(Saved entries)
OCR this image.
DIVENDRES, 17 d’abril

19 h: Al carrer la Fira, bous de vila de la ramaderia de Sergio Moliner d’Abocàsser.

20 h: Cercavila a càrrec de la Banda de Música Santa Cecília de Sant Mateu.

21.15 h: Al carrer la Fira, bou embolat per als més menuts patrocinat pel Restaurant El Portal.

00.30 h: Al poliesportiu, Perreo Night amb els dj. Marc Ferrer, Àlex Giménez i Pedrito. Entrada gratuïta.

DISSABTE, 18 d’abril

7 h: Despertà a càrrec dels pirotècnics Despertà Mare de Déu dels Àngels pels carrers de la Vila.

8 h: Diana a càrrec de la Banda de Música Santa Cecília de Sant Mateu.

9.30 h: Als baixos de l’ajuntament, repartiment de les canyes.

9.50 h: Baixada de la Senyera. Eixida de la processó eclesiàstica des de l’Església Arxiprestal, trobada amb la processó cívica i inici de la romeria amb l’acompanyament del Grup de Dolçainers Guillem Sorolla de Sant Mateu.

==

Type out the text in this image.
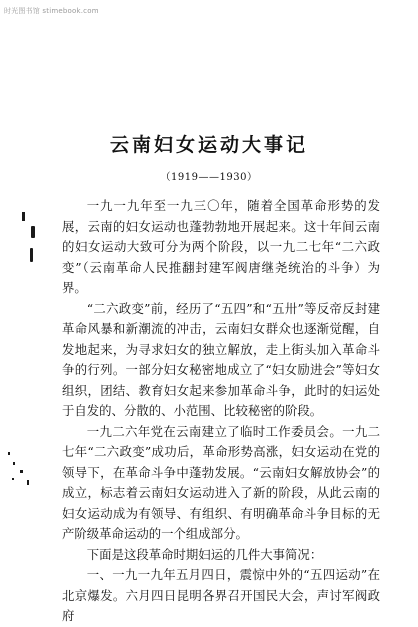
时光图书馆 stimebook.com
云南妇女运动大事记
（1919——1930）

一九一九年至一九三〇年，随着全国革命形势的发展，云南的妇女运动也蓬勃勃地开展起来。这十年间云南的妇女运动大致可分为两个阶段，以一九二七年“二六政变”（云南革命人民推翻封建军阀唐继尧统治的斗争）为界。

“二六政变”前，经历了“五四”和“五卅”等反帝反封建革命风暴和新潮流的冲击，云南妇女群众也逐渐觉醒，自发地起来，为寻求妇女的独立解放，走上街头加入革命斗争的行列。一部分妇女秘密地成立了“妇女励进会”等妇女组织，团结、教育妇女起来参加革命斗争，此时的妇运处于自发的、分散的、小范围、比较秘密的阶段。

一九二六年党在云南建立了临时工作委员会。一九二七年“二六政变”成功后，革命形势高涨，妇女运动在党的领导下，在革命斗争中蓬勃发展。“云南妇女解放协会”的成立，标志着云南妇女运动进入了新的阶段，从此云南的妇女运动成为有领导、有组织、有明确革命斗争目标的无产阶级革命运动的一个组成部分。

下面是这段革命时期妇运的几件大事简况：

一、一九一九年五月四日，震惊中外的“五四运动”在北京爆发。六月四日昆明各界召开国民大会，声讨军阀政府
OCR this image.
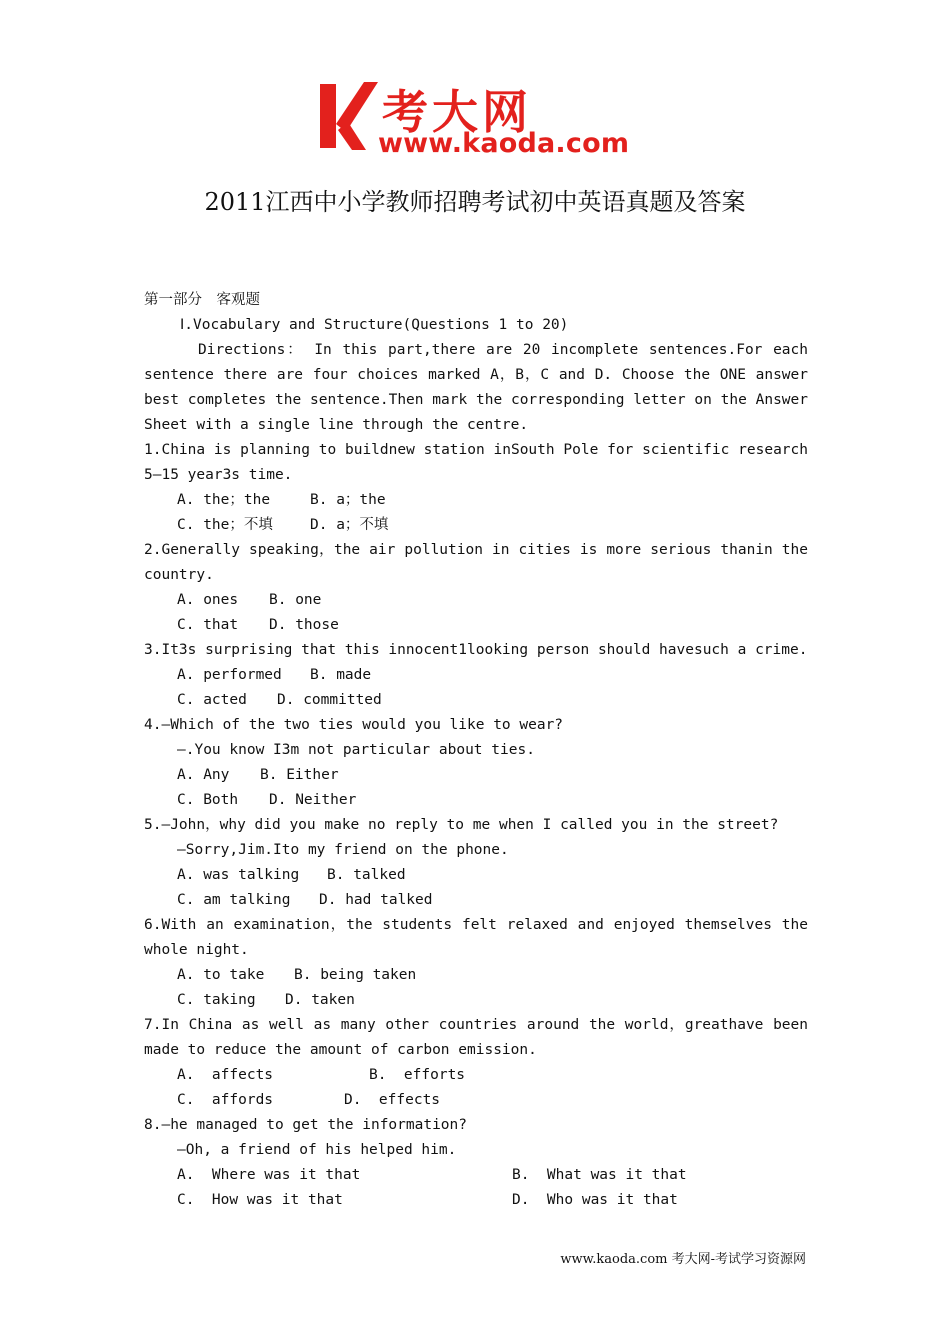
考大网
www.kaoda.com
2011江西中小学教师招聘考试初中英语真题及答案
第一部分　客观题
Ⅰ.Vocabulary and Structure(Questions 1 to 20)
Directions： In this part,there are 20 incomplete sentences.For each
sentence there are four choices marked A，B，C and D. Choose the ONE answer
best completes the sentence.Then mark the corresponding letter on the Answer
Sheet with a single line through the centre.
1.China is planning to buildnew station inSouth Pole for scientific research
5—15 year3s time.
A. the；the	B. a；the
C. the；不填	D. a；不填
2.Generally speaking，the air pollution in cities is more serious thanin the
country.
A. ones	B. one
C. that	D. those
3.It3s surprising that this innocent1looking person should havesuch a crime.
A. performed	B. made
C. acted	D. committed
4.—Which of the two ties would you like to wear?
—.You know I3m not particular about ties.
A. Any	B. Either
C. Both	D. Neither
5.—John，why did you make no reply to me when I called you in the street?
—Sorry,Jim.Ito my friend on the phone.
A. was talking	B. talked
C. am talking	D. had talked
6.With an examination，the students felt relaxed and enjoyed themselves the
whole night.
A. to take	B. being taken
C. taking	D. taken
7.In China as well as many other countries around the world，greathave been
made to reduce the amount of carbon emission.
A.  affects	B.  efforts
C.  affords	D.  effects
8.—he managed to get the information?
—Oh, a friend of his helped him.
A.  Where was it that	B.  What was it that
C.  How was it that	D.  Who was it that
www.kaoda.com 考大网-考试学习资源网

### Your task
For each line above that contains the word "talked", copy that line.

### Solution to the exercise
A. was talking	B. talked
C. am talking	D. had talked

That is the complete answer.